Dataset records on visual material =
[Begin]

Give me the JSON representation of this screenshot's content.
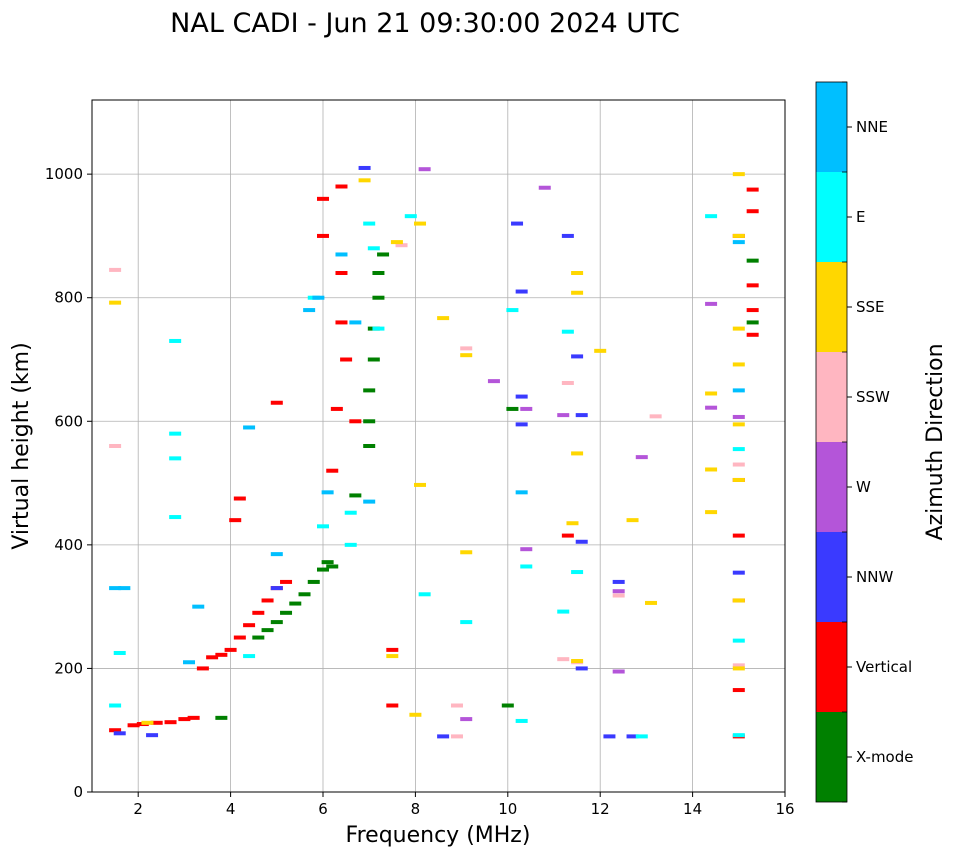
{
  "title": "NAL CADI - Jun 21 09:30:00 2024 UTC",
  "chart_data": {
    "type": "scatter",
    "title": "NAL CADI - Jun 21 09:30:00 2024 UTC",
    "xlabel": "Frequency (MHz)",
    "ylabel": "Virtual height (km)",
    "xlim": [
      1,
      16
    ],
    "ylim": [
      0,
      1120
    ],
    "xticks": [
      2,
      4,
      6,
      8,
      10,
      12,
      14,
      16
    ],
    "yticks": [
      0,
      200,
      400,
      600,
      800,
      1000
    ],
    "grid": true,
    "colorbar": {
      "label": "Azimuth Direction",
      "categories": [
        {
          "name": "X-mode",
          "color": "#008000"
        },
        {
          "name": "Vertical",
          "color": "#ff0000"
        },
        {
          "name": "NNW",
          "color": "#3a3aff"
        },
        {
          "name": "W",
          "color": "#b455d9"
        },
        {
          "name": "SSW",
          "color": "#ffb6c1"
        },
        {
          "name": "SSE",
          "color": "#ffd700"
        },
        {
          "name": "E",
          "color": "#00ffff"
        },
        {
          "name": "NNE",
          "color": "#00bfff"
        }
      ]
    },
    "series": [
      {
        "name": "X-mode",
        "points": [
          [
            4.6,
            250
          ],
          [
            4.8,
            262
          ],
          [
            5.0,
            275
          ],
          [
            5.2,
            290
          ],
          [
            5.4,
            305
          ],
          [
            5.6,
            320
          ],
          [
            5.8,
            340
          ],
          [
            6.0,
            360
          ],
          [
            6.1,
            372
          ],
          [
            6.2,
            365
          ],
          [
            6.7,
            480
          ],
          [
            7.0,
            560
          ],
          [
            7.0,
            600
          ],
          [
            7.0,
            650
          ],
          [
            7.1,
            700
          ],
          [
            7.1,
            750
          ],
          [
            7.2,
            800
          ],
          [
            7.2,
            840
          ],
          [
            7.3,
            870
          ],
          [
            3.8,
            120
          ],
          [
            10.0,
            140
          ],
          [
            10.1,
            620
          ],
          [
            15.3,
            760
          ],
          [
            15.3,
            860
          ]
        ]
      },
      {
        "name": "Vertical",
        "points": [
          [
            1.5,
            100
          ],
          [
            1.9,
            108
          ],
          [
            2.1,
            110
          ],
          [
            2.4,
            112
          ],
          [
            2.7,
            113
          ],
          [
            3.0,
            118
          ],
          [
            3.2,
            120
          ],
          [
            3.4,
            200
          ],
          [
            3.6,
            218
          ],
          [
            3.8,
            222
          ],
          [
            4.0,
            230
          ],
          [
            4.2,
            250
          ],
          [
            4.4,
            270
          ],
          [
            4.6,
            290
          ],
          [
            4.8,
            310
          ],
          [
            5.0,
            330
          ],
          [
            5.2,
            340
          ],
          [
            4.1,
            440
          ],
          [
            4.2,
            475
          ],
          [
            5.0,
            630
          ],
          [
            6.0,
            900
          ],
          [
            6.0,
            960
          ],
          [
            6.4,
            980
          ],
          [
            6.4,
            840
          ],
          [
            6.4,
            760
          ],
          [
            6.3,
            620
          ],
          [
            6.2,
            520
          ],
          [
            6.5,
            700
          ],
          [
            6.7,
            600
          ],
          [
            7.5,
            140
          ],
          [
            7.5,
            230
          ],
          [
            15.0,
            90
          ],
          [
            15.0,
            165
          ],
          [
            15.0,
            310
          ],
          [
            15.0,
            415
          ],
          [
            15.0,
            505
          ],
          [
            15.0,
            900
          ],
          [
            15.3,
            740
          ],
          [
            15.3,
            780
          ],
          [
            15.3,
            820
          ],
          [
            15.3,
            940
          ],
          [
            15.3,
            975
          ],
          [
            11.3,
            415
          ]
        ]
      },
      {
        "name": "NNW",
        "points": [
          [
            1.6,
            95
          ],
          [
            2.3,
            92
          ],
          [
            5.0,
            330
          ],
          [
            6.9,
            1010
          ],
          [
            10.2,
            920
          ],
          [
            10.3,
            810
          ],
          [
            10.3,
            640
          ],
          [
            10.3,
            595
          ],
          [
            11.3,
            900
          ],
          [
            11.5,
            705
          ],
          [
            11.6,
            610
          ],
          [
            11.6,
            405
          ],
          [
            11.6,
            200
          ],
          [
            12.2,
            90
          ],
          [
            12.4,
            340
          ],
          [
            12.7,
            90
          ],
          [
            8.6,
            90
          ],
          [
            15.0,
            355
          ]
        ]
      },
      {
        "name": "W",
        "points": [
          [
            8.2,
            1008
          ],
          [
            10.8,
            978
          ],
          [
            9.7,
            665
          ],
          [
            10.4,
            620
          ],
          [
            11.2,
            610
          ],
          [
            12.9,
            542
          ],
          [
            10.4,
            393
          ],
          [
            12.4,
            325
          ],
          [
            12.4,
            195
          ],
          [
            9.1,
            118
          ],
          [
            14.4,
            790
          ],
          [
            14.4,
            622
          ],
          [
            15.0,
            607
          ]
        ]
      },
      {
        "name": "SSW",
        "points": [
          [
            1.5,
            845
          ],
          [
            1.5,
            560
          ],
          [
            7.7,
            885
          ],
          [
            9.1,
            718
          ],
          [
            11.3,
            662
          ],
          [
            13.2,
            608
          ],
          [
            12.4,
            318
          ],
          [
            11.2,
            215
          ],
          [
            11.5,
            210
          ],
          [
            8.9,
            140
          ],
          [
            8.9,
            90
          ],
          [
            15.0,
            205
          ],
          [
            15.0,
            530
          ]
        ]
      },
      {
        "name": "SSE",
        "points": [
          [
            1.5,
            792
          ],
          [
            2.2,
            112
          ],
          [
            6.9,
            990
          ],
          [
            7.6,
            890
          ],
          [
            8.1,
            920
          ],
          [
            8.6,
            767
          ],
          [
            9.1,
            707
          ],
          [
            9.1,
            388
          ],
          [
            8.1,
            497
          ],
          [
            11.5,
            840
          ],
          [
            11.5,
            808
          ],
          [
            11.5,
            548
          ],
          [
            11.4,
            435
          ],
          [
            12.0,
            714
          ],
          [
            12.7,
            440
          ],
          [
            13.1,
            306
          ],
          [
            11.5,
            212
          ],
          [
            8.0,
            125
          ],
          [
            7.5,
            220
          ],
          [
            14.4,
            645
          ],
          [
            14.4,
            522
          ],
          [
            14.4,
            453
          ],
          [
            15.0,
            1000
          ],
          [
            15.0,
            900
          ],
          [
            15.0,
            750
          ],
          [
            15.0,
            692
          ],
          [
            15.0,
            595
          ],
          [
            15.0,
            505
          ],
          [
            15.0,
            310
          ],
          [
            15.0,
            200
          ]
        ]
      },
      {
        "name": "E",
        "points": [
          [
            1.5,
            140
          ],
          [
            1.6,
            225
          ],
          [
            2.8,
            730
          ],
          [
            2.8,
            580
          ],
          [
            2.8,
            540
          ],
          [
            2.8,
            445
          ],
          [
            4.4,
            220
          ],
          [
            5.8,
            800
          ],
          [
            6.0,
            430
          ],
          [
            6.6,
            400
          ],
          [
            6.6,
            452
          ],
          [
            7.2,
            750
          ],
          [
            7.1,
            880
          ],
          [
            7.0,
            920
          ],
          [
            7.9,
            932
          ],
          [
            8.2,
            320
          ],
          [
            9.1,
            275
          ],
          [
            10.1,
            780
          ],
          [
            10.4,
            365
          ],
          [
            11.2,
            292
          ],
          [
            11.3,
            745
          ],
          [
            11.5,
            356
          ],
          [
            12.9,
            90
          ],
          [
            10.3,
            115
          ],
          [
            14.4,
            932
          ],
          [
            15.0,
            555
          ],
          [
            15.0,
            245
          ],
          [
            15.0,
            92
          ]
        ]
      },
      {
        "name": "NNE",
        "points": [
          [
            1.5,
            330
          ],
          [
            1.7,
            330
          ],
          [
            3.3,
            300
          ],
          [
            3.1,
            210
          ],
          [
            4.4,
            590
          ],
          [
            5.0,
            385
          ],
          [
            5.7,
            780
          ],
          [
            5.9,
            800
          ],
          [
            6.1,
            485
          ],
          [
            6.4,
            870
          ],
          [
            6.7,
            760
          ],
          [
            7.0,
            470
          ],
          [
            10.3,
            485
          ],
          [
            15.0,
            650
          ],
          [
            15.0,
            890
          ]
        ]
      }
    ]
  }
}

[End]

REQUIRED WORK = Gather each line from the entries above that includes the word "title".

TASK OUTPUT =
  "title": "NAL CADI - Jun 21 09:30:00 2024 UTC",
    "title": "NAL CADI - Jun 21 09:30:00 2024 UTC",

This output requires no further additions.